YOUR INSTRUCTIONS
Reproduce the entries in full, with no changes.

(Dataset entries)

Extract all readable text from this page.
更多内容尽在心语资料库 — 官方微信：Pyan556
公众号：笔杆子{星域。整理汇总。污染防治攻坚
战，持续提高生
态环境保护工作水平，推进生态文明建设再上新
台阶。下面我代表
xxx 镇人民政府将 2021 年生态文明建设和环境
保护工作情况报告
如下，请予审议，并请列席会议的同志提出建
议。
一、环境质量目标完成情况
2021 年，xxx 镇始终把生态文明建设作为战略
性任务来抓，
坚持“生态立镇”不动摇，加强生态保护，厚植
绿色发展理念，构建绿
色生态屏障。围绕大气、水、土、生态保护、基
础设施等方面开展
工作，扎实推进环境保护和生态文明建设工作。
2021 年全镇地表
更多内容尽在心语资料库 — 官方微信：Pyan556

FINISHED TASK
Extract all readable text from this page.
更多内容尽在心语资料库 — 官方微信：Pyan556
公众号：笔杆子{星域。整理汇总。污染防治攻坚
战，持续提高生
态环境保护工作水平，推进生态文明建设再上新
台阶。下面我代表
xxx 镇人民政府将 2021 年生态文明建设和环境
保护工作情况报告
如下，请予审议，并请列席会议的同志提出建
议。
一、环境质量目标完成情况
2021 年，xxx 镇始终把生态文明建设作为战略
性任务来抓，
坚持“生态立镇”不动摇，加强生态保护，厚植
绿色发展理念，构建绿
色生态屏障。围绕大气、水、土、生态保护、基
础设施等方面开展
工作，扎实推进环境保护和生态文明建设工作。
2021 年全镇地表
更多内容尽在心语资料库 — 官方微信：Pyan556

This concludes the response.